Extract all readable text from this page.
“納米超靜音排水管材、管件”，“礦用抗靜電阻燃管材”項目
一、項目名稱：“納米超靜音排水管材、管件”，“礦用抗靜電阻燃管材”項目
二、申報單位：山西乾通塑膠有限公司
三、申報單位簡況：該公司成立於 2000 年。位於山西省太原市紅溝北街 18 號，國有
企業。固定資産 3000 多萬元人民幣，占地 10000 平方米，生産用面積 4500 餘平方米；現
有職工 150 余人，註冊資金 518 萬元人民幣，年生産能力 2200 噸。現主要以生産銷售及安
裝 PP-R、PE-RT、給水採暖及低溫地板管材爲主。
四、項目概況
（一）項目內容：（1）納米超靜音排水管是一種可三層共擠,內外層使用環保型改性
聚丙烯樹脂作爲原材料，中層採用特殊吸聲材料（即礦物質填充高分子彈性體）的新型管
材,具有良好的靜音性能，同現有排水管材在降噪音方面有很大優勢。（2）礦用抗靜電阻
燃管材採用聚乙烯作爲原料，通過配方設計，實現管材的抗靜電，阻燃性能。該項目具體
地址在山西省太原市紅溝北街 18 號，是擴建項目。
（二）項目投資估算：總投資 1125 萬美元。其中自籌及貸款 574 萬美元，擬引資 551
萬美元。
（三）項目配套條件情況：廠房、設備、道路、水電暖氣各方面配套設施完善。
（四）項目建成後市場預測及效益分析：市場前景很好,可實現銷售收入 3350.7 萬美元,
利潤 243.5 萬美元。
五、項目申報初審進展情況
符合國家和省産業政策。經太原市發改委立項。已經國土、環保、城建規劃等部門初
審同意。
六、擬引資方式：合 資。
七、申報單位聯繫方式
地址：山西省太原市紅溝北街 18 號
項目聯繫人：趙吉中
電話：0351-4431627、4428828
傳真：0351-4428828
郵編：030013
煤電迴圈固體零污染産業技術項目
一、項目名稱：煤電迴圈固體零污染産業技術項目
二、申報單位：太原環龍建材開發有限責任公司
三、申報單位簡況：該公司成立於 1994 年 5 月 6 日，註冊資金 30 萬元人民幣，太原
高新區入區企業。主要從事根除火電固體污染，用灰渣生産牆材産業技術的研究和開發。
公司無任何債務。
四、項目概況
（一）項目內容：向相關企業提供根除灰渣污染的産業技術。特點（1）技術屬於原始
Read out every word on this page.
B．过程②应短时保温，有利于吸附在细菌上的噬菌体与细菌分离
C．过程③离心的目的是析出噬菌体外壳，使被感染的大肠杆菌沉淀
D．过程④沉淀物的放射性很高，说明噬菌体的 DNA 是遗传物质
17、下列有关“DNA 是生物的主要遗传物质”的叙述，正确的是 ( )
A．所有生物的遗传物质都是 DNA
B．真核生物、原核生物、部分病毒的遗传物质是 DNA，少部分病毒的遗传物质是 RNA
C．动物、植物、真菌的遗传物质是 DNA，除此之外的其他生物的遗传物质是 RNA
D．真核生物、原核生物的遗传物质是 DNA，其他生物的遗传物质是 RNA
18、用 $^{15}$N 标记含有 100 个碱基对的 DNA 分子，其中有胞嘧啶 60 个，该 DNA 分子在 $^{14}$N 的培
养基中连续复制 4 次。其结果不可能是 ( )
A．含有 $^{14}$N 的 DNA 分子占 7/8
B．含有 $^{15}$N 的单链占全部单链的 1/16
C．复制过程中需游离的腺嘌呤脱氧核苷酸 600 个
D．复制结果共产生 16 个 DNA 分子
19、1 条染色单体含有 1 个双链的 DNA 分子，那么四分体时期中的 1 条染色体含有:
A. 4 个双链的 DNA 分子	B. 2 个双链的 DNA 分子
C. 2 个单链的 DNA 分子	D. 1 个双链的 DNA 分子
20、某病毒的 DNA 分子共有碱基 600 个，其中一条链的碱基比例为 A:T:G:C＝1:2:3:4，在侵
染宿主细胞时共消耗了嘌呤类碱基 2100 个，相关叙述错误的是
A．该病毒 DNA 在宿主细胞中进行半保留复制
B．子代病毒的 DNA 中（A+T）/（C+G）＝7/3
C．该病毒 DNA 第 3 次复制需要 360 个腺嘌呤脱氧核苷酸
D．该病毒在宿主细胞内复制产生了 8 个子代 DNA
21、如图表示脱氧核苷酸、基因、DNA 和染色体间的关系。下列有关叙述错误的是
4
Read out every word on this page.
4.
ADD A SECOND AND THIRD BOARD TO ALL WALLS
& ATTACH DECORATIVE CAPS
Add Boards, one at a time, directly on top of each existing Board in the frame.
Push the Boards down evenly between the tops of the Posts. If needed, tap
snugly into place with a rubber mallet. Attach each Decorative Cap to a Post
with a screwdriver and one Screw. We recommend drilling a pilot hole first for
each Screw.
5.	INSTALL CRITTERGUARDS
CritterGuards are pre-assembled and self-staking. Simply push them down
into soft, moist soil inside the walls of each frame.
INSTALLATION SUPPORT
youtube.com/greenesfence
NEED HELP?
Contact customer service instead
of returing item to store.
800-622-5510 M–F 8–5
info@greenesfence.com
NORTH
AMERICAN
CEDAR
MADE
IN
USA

■ ■ ■

▸ CHALLENGE: Of the lines above, copy each that contains "down".

▸ CORRECT RESULT:
Push the Boards down evenly between the tops of the Posts. If needed, tap
CritterGuards are pre-assembled and self-staking. Simply push them down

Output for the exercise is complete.